Stored dataset items
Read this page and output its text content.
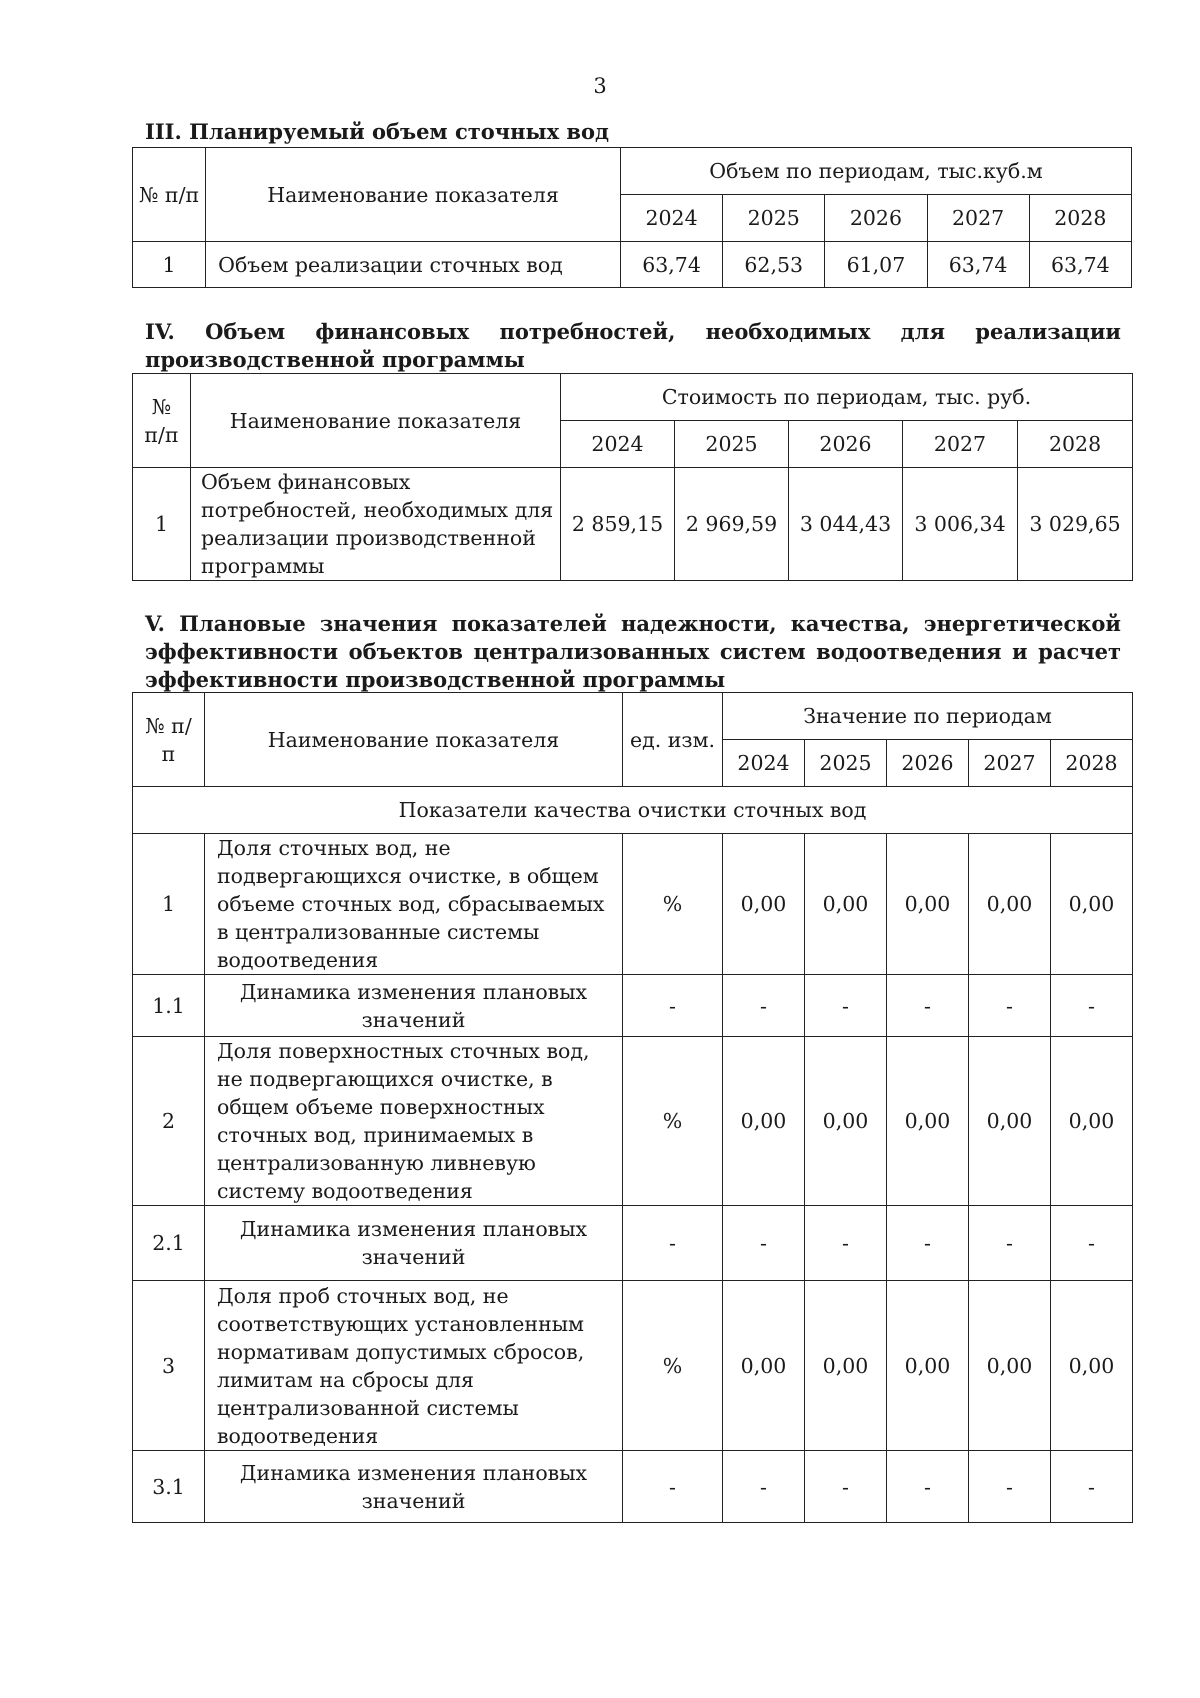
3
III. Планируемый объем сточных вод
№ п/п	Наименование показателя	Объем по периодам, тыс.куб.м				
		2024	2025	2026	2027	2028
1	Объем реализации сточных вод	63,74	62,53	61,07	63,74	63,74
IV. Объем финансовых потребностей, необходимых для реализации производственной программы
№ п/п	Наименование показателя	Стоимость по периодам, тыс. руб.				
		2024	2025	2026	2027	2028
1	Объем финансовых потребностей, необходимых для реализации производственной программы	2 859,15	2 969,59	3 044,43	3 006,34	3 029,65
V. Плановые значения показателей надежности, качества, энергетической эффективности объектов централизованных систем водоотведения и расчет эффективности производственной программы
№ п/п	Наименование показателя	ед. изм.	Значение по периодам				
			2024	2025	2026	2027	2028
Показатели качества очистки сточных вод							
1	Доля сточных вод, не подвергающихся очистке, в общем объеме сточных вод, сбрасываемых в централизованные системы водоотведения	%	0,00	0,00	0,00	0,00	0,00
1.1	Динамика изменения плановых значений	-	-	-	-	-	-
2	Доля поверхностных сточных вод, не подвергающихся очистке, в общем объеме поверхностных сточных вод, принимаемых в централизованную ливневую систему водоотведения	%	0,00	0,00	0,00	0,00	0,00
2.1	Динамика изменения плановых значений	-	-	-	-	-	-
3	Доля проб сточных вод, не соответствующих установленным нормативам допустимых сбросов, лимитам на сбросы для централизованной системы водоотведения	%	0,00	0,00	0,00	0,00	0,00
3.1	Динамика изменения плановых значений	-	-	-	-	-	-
--
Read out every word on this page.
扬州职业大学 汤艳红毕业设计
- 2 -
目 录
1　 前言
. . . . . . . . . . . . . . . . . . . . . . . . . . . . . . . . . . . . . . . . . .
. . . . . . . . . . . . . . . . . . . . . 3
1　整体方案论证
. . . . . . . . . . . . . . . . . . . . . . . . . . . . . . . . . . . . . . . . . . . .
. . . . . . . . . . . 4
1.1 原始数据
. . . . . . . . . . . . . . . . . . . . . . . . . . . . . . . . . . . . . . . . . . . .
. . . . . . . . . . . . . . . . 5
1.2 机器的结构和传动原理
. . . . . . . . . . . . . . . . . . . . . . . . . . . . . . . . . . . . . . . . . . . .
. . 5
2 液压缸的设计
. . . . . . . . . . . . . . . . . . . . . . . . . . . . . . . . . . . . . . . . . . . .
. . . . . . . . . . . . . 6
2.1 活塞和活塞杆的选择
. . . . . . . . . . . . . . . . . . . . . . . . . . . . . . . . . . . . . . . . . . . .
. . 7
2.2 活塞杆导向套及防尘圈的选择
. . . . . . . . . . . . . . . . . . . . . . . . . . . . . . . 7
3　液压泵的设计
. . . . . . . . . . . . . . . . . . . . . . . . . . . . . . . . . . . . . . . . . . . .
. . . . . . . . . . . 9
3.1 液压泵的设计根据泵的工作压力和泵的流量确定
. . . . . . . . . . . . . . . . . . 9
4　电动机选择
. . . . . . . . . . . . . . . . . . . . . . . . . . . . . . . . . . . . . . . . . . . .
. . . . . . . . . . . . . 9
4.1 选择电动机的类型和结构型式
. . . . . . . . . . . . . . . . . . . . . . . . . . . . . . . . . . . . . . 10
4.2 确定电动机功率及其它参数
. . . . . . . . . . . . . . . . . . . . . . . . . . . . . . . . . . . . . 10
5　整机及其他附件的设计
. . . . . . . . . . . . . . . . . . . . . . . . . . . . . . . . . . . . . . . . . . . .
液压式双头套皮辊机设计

• **The problem**
Tally the lines in the listing that hold "необходимых" and report the number alone.

• **The output**
2